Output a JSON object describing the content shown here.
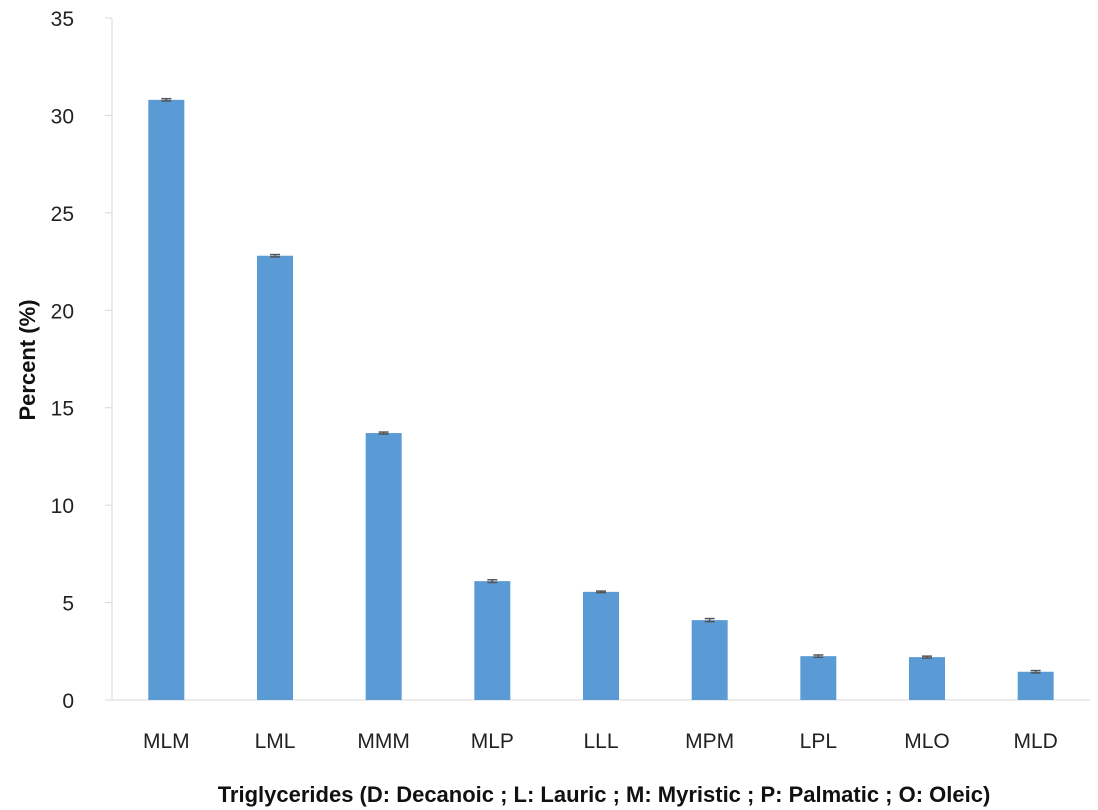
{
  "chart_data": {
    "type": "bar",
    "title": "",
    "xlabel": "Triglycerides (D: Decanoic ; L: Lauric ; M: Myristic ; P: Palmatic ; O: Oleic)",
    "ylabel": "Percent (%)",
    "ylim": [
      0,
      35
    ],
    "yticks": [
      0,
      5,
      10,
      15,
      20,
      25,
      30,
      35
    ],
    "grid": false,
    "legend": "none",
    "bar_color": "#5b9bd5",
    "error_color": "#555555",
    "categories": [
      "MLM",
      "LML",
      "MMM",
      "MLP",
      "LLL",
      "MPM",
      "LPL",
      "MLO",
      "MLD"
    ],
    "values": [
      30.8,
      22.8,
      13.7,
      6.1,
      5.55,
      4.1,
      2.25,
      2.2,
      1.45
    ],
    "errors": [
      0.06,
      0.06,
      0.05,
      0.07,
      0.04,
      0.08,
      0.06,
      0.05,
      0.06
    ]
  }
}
□ □ □ □ □
The records above need to be restated word for word, with the pictures left out.

• Written reply:
Output a JSON object describing the content shown here.
{
  "chart_data": {
    "type": "bar",
    "title": "",
    "xlabel": "Triglycerides (D: Decanoic ; L: Lauric ; M: Myristic ; P: Palmatic ; O: Oleic)",
    "ylabel": "Percent (%)",
    "ylim": [
      0,
      35
    ],
    "yticks": [
      0,
      5,
      10,
      15,
      20,
      25,
      30,
      35
    ],
    "grid": false,
    "legend": "none",
    "bar_color": "#5b9bd5",
    "error_color": "#555555",
    "categories": [
      "MLM",
      "LML",
      "MMM",
      "MLP",
      "LLL",
      "MPM",
      "LPL",
      "MLO",
      "MLD"
    ],
    "values": [
      30.8,
      22.8,
      13.7,
      6.1,
      5.55,
      4.1,
      2.25,
      2.2,
      1.45
    ],
    "errors": [
      0.06,
      0.06,
      0.05,
      0.07,
      0.04,
      0.08,
      0.06,
      0.05,
      0.06
    ]
  }
}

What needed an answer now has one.